### Information supplied

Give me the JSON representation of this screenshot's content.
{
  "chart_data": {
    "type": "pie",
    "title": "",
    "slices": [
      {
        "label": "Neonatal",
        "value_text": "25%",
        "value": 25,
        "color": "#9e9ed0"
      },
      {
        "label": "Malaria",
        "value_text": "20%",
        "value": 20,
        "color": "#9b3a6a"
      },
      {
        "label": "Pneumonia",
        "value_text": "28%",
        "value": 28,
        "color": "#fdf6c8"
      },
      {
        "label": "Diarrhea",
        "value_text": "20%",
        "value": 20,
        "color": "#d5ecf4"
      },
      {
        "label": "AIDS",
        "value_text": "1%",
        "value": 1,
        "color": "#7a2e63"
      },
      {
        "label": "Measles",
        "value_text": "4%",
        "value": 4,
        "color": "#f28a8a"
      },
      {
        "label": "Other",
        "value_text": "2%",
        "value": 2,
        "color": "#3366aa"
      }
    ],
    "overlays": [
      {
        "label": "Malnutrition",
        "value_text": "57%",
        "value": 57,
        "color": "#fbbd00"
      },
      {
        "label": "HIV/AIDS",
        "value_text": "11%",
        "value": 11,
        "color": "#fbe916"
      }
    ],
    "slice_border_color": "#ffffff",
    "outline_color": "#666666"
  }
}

######

◆ **What to work on**: Extract all of the data above without altering anything.

◆ **Written response**:
Give me the JSON representation of this screenshot's content.
{
  "chart_data": {
    "type": "pie",
    "title": "",
    "slices": [
      {
        "label": "Neonatal",
        "value_text": "25%",
        "value": 25,
        "color": "#9e9ed0"
      },
      {
        "label": "Malaria",
        "value_text": "20%",
        "value": 20,
        "color": "#9b3a6a"
      },
      {
        "label": "Pneumonia",
        "value_text": "28%",
        "value": 28,
        "color": "#fdf6c8"
      },
      {
        "label": "Diarrhea",
        "value_text": "20%",
        "value": 20,
        "color": "#d5ecf4"
      },
      {
        "label": "AIDS",
        "value_text": "1%",
        "value": 1,
        "color": "#7a2e63"
      },
      {
        "label": "Measles",
        "value_text": "4%",
        "value": 4,
        "color": "#f28a8a"
      },
      {
        "label": "Other",
        "value_text": "2%",
        "value": 2,
        "color": "#3366aa"
      }
    ],
    "overlays": [
      {
        "label": "Malnutrition",
        "value_text": "57%",
        "value": 57,
        "color": "#fbbd00"
      },
      {
        "label": "HIV/AIDS",
        "value_text": "11%",
        "value": 11,
        "color": "#fbe916"
      }
    ],
    "slice_border_color": "#ffffff",
    "outline_color": "#666666"
  }
}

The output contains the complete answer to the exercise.